» **EXERCISE**:
Copy out all lines that hold "email".

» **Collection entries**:
— START —

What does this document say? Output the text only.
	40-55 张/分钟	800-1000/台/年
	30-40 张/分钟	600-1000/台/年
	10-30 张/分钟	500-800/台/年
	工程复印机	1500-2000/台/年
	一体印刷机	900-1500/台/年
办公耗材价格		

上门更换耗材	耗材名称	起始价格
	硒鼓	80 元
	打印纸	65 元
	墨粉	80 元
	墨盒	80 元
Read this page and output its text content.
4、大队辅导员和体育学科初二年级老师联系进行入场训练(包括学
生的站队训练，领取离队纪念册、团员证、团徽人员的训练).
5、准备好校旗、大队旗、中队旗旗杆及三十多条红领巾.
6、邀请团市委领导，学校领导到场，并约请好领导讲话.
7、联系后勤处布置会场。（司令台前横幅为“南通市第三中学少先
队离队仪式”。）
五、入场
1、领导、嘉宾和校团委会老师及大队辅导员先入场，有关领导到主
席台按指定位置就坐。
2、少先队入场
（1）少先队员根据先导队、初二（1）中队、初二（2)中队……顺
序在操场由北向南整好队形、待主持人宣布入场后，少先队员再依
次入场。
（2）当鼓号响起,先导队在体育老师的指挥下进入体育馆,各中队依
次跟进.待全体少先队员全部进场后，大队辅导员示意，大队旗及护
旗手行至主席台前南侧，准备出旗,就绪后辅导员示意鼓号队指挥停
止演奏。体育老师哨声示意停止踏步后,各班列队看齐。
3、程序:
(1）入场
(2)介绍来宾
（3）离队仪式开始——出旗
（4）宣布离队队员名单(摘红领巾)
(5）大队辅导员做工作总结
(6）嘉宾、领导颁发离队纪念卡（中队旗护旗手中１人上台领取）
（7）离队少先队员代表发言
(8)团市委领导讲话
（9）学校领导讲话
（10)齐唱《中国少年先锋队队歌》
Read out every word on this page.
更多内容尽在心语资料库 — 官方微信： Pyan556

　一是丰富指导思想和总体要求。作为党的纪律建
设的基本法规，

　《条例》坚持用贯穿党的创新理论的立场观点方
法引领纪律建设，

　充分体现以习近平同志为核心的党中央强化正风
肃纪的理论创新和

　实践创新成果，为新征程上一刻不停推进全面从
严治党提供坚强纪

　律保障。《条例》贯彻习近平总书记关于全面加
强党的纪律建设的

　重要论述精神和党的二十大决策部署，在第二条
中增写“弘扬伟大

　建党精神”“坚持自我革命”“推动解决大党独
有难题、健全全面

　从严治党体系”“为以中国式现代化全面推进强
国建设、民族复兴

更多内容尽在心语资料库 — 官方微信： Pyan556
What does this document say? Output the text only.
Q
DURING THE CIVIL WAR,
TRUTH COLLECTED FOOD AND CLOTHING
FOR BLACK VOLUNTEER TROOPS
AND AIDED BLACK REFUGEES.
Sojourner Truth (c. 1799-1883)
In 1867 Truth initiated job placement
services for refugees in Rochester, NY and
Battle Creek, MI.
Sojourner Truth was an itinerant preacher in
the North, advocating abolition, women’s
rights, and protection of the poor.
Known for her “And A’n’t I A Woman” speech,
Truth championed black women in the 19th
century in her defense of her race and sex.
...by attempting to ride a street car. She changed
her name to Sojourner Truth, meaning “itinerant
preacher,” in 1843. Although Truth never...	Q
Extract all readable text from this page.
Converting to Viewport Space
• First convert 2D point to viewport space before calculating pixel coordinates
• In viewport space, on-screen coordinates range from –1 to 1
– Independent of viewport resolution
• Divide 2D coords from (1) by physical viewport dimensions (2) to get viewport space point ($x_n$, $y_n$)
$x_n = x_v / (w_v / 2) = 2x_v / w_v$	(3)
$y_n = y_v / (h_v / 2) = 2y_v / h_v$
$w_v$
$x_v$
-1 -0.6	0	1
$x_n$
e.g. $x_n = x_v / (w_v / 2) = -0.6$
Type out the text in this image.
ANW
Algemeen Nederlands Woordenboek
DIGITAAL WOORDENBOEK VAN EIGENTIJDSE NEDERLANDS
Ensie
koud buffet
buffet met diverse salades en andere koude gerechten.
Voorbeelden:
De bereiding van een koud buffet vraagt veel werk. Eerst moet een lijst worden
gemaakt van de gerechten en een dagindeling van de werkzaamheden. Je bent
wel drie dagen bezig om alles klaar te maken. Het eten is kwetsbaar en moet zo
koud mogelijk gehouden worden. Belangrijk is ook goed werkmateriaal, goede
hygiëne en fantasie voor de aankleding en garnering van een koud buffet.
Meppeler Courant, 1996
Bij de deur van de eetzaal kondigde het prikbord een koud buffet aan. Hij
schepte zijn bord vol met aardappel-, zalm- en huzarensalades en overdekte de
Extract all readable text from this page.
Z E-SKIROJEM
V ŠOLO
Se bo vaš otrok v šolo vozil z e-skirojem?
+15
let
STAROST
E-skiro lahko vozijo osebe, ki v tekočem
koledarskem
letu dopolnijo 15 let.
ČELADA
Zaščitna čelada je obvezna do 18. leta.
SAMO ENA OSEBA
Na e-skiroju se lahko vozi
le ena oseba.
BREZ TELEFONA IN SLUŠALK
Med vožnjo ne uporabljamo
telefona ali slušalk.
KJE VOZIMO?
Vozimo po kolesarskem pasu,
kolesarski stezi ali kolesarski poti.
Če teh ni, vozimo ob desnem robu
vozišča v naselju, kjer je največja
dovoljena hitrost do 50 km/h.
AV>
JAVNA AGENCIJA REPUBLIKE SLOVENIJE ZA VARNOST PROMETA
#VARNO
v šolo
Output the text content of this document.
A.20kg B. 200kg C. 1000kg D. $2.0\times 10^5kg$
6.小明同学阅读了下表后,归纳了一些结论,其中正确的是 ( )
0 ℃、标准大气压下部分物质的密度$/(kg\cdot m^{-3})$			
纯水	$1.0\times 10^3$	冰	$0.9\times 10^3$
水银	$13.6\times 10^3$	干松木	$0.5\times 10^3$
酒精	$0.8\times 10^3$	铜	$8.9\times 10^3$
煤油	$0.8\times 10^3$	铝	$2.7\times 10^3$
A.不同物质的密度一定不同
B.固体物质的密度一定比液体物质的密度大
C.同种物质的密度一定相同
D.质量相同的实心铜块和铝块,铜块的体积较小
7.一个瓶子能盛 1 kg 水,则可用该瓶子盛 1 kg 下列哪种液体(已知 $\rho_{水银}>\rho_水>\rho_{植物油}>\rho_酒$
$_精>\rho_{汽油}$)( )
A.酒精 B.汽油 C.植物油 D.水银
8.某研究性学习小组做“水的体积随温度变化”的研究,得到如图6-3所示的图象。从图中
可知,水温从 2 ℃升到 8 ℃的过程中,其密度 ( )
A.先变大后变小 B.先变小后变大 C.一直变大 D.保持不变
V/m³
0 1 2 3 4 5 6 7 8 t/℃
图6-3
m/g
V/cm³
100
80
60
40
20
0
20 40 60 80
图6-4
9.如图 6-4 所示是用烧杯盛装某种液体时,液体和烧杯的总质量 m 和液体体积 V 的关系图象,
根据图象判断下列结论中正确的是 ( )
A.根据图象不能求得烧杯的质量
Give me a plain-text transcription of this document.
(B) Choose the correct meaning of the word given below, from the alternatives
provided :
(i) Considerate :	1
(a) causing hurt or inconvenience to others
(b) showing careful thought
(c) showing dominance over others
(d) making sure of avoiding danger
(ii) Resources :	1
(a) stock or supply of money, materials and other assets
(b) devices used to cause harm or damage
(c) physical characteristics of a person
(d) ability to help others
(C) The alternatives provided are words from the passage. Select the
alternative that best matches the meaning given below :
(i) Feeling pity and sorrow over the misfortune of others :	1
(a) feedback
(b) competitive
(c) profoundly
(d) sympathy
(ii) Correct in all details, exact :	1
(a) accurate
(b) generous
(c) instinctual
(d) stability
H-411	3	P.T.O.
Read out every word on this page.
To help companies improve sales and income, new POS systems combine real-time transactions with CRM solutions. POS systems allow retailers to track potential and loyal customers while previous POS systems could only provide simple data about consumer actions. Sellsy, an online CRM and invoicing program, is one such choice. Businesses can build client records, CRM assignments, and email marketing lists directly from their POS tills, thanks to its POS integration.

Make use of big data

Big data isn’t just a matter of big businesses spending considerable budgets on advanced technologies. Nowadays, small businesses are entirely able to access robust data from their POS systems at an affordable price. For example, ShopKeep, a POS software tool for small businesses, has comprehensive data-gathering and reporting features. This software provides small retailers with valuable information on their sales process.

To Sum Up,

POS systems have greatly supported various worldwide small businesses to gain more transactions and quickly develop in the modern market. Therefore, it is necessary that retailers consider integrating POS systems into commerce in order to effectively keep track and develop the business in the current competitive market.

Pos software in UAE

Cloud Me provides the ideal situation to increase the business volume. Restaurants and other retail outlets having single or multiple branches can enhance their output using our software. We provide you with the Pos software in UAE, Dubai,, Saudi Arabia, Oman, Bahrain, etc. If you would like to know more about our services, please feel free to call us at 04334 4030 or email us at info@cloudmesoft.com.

— END —

» **SOLUTION FOR THIS PROBLEM**:
To help companies improve sales and income, new POS systems combine real-time transactions with CRM solutions. POS systems allow retailers to track potential and loyal customers while previous POS systems could only provide simple data about consumer actions. Sellsy, an online CRM and invoicing program, is one such choice. Businesses can build client records, CRM assignments, and email marketing lists directly from their POS tills, thanks to its POS integration.
Cloud Me provides the ideal situation to increase the business volume. Restaurants and other retail outlets having single or multiple branches can enhance their output using our software. We provide you with the Pos software in UAE, Dubai,, Saudi Arabia, Oman, Bahrain, etc. If you would like to know more about our services, please feel free to call us at 04334 4030 or email us at info@cloudmesoft.com.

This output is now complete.